Records from a collection
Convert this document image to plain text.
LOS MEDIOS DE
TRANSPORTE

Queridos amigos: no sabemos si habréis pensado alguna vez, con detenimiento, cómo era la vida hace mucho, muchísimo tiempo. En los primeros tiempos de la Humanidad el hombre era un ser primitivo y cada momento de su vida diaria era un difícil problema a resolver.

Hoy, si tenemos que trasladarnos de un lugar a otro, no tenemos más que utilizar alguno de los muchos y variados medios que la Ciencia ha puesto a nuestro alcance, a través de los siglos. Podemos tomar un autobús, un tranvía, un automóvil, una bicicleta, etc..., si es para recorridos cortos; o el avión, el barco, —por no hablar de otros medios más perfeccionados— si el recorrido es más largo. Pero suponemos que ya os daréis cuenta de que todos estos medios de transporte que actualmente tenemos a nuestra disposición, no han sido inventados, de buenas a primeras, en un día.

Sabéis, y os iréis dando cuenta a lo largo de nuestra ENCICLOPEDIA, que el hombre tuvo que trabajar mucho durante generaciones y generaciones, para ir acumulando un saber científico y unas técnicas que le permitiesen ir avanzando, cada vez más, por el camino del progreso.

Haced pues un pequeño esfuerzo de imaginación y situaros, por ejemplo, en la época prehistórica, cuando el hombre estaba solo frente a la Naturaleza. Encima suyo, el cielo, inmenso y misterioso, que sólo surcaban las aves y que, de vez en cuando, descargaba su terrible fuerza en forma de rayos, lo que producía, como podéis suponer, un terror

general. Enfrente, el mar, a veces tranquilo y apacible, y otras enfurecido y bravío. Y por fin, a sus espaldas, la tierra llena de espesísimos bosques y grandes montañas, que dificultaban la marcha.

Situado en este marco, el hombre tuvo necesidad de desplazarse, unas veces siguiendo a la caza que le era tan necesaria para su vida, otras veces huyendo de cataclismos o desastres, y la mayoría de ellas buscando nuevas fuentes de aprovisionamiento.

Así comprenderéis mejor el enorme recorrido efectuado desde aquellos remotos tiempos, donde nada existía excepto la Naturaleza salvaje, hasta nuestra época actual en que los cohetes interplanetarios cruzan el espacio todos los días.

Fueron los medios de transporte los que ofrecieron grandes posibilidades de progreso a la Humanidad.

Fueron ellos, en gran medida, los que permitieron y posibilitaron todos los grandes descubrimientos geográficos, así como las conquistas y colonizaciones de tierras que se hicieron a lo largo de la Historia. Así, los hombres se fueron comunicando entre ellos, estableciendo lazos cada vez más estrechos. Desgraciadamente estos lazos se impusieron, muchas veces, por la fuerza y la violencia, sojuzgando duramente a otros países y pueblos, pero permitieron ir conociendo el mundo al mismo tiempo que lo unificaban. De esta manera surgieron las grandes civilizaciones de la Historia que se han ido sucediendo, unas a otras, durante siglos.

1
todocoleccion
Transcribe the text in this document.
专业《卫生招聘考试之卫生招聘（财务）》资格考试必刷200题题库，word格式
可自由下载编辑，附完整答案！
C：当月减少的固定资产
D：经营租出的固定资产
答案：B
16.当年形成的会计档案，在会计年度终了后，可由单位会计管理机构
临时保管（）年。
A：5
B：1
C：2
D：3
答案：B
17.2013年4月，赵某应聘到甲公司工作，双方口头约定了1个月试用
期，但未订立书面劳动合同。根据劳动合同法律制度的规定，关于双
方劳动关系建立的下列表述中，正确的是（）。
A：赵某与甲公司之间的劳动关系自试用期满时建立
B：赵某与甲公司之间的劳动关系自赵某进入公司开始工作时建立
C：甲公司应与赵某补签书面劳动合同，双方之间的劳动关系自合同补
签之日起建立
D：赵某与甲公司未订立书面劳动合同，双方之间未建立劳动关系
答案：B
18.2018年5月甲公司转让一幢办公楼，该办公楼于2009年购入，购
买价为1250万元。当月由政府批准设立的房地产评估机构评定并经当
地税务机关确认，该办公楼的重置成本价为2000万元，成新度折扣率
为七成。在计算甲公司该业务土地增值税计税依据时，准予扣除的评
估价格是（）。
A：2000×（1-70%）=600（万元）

# TASK DESCRIPTION
Set every line of the listing down word for word.

# RESULT BELOW
Convert this document image to plain text.
LOS MEDIOS DE
TRANSPORTE

Queridos amigos: no sabemos si habréis pensado alguna vez, con detenimiento, cómo era la vida hace mucho, muchísimo tiempo. En los primeros tiempos de la Humanidad el hombre era un ser primitivo y cada momento de su vida diaria era un difícil problema a resolver.

Hoy, si tenemos que trasladarnos de un lugar a otro, no tenemos más que utilizar alguno de los muchos y variados medios que la Ciencia ha puesto a nuestro alcance, a través de los siglos. Podemos tomar un autobús, un tranvía, un automóvil, una bicicleta, etc..., si es para recorridos cortos; o el avión, el barco, —por no hablar de otros medios más perfeccionados— si el recorrido es más largo. Pero suponemos que ya os daréis cuenta de que todos estos medios de transporte que actualmente tenemos a nuestra disposición, no han sido inventados, de buenas a primeras, en un día.

Sabéis, y os iréis dando cuenta a lo largo de nuestra ENCICLOPEDIA, que el hombre tuvo que trabajar mucho durante generaciones y generaciones, para ir acumulando un saber científico y unas técnicas que le permitiesen ir avanzando, cada vez más, por el camino del progreso.

Haced pues un pequeño esfuerzo de imaginación y situaros, por ejemplo, en la época prehistórica, cuando el hombre estaba solo frente a la Naturaleza. Encima suyo, el cielo, inmenso y misterioso, que sólo surcaban las aves y que, de vez en cuando, descargaba su terrible fuerza en forma de rayos, lo que producía, como podéis suponer, un terror

general. Enfrente, el mar, a veces tranquilo y apacible, y otras enfurecido y bravío. Y por fin, a sus espaldas, la tierra llena de espesísimos bosques y grandes montañas, que dificultaban la marcha.

Situado en este marco, el hombre tuvo necesidad de desplazarse, unas veces siguiendo a la caza que le era tan necesaria para su vida, otras veces huyendo de cataclismos o desastres, y la mayoría de ellas buscando nuevas fuentes de aprovisionamiento.

Así comprenderéis mejor el enorme recorrido efectuado desde aquellos remotos tiempos, donde nada existía excepto la Naturaleza salvaje, hasta nuestra época actual en que los cohetes interplanetarios cruzan el espacio todos los días.

Fueron los medios de transporte los que ofrecieron grandes posibilidades de progreso a la Humanidad.

Fueron ellos, en gran medida, los que permitieron y posibilitaron todos los grandes descubrimientos geográficos, así como las conquistas y colonizaciones de tierras que se hicieron a lo largo de la Historia. Así, los hombres se fueron comunicando entre ellos, estableciendo lazos cada vez más estrechos. Desgraciadamente estos lazos se impusieron, muchas veces, por la fuerza y la violencia, sojuzgando duramente a otros países y pueblos, pero permitieron ir conociendo el mundo al mismo tiempo que lo unificaban. De esta manera surgieron las grandes civilizaciones de la Historia que se han ido sucediendo, unas a otras, durante siglos.

1
todocoleccion
Transcribe the text in this document.
专业《卫生招聘考试之卫生招聘（财务）》资格考试必刷200题题库，word格式
可自由下载编辑，附完整答案！
C：当月减少的固定资产
D：经营租出的固定资产
答案：B
16.当年形成的会计档案，在会计年度终了后，可由单位会计管理机构
临时保管（）年。
A：5
B：1
C：2
D：3
答案：B
17.2013年4月，赵某应聘到甲公司工作，双方口头约定了1个月试用
期，但未订立书面劳动合同。根据劳动合同法律制度的规定，关于双
方劳动关系建立的下列表述中，正确的是（）。
A：赵某与甲公司之间的劳动关系自试用期满时建立
B：赵某与甲公司之间的劳动关系自赵某进入公司开始工作时建立
C：甲公司应与赵某补签书面劳动合同，双方之间的劳动关系自合同补
签之日起建立
D：赵某与甲公司未订立书面劳动合同，双方之间未建立劳动关系
答案：B
18.2018年5月甲公司转让一幢办公楼，该办公楼于2009年购入，购
买价为1250万元。当月由政府批准设立的房地产评估机构评定并经当
地税务机关确认，该办公楼的重置成本价为2000万元，成新度折扣率
为七成。在计算甲公司该业务土地增值税计税依据时，准予扣除的评
估价格是（）。
A：2000×（1-70%）=600（万元）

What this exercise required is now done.